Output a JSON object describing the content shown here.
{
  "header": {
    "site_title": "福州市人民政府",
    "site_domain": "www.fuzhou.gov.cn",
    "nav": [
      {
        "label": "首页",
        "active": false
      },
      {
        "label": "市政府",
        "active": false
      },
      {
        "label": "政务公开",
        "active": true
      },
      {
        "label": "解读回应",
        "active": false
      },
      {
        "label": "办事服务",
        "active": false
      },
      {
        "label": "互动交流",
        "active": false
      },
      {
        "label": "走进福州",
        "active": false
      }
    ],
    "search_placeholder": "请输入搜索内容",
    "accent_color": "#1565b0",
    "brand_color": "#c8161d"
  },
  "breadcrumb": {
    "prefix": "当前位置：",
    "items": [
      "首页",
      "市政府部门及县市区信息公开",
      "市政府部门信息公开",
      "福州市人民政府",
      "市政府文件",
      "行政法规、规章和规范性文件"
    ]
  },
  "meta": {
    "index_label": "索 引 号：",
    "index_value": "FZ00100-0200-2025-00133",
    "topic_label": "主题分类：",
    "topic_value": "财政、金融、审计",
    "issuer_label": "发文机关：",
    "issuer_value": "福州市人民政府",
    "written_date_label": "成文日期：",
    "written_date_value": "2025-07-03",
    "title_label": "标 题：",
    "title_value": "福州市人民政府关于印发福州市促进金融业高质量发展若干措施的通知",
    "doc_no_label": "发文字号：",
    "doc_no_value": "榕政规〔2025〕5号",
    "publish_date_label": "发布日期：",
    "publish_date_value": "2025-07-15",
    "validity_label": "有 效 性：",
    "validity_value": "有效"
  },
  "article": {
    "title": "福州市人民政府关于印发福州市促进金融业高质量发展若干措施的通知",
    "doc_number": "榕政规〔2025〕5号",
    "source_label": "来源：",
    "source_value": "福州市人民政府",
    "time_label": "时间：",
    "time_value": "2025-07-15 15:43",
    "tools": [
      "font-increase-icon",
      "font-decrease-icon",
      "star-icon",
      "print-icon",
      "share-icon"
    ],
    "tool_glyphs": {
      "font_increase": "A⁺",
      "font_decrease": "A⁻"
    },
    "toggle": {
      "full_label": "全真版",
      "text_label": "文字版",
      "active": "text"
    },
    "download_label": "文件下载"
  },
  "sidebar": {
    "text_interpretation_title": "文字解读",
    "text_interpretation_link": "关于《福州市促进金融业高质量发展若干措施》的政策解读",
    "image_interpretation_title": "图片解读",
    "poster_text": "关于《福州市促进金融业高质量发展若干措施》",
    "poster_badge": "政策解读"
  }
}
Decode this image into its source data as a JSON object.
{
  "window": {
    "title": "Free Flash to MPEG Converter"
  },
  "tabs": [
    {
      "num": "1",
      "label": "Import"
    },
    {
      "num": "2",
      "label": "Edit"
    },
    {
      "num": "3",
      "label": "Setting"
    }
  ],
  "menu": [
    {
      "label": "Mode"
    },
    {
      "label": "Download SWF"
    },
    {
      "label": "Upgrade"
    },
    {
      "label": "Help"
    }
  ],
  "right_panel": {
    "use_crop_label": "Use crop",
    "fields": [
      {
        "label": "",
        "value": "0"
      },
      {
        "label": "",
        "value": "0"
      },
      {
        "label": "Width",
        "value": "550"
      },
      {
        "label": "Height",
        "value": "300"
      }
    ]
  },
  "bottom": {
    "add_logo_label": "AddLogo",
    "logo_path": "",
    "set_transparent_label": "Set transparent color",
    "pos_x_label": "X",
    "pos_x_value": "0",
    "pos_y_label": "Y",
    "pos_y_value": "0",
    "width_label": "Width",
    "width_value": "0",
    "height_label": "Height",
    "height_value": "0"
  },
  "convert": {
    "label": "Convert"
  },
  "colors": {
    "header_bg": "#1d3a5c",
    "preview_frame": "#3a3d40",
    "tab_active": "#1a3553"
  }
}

Task directions: Reproduce exactly the lines from the one with "Decode this image" through the end of the entries above, both ends included.

Exercise result:
Decode this image into its source data as a JSON object.
{
  "window": {
    "title": "Free Flash to MPEG Converter"
  },
  "tabs": [
    {
      "num": "1",
      "label": "Import"
    },
    {
      "num": "2",
      "label": "Edit"
    },
    {
      "num": "3",
      "label": "Setting"
    }
  ],
  "menu": [
    {
      "label": "Mode"
    },
    {
      "label": "Download SWF"
    },
    {
      "label": "Upgrade"
    },
    {
      "label": "Help"
    }
  ],
  "right_panel": {
    "use_crop_label": "Use crop",
    "fields": [
      {
        "label": "",
        "value": "0"
      },
      {
        "label": "",
        "value": "0"
      },
      {
        "label": "Width",
        "value": "550"
      },
      {
        "label": "Height",
        "value": "300"
      }
    ]
  },
  "bottom": {
    "add_logo_label": "AddLogo",
    "logo_path": "",
    "set_transparent_label": "Set transparent color",
    "pos_x_label": "X",
    "pos_x_value": "0",
    "pos_y_label": "Y",
    "pos_y_value": "0",
    "width_label": "Width",
    "width_value": "0",
    "height_label": "Height",
    "height_value": "0"
  },
  "convert": {
    "label": "Convert"
  },
  "colors": {
    "header_bg": "#1d3a5c",
    "preview_frame": "#3a3d40",
    "tab_active": "#1a3553"
  }
}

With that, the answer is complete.